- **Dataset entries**
============
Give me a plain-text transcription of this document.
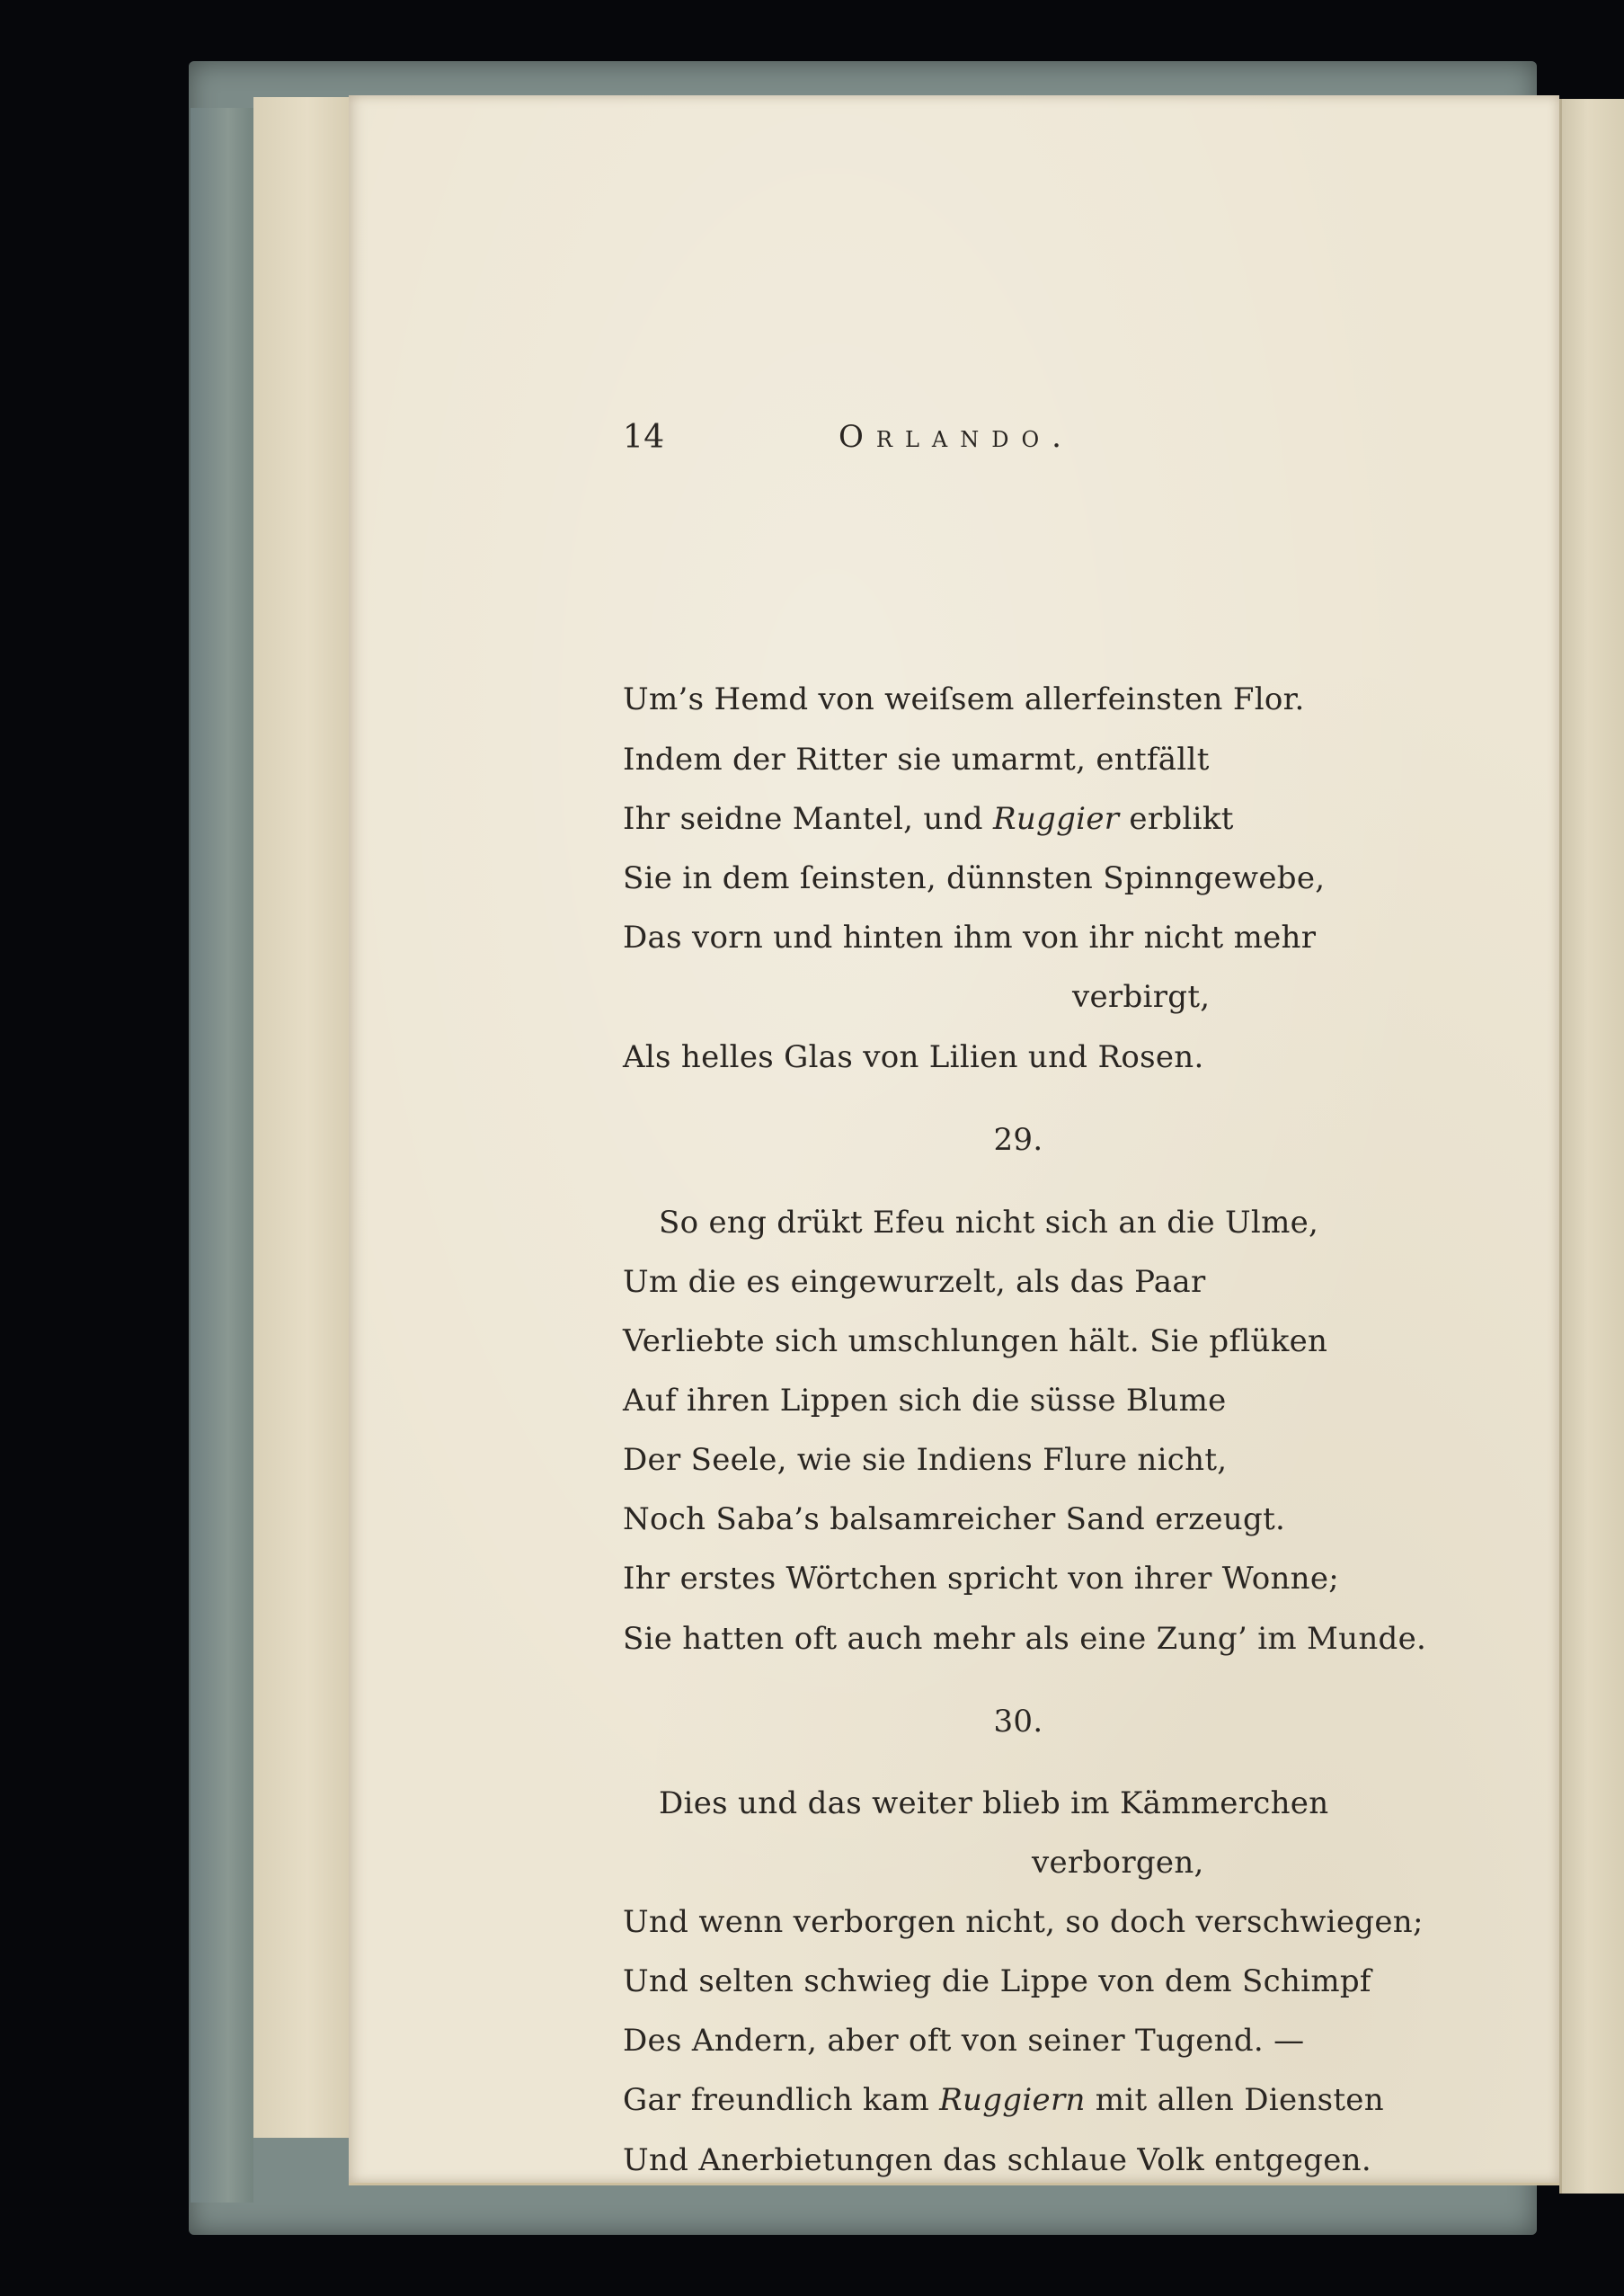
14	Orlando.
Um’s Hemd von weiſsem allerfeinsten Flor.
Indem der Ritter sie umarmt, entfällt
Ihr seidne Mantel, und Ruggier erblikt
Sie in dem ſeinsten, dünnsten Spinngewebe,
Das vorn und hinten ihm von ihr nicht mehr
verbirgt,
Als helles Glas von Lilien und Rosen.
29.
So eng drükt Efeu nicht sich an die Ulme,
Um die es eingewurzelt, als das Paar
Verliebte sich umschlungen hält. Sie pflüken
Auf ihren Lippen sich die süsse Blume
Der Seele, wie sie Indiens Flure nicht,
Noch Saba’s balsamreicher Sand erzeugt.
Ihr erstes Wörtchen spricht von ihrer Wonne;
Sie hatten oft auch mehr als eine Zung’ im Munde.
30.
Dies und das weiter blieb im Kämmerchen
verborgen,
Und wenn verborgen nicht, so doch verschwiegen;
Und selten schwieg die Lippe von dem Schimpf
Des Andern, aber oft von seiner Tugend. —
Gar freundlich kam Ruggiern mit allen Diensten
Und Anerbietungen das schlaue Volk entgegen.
============
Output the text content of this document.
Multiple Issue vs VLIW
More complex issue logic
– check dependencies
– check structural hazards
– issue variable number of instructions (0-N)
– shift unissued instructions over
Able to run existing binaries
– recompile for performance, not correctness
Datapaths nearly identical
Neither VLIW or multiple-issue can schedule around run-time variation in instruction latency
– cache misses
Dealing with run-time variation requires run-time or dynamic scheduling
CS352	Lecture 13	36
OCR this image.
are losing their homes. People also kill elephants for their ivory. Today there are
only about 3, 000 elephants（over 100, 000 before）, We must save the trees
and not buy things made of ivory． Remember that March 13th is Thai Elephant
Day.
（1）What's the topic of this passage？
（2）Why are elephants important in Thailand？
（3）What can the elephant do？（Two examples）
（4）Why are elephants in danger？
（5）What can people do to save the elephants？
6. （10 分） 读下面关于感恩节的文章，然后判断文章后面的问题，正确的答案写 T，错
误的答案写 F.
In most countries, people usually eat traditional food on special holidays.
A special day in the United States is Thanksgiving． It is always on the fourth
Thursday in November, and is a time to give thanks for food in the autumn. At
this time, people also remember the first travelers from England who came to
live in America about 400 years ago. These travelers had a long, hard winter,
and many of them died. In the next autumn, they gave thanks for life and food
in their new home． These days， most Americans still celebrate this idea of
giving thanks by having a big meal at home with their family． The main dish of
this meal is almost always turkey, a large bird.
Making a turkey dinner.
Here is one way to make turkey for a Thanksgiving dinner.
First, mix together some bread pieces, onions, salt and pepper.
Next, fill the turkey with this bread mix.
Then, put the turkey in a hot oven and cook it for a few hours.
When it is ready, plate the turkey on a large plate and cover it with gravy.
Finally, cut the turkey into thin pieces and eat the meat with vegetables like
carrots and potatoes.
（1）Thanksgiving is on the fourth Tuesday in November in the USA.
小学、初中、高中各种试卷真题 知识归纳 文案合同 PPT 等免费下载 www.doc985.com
============
- **Aim of the exercise**
Work out how many lines in the entries hold the string "turkey". Your answer should consist solely of that number.

- **Exercise response**
7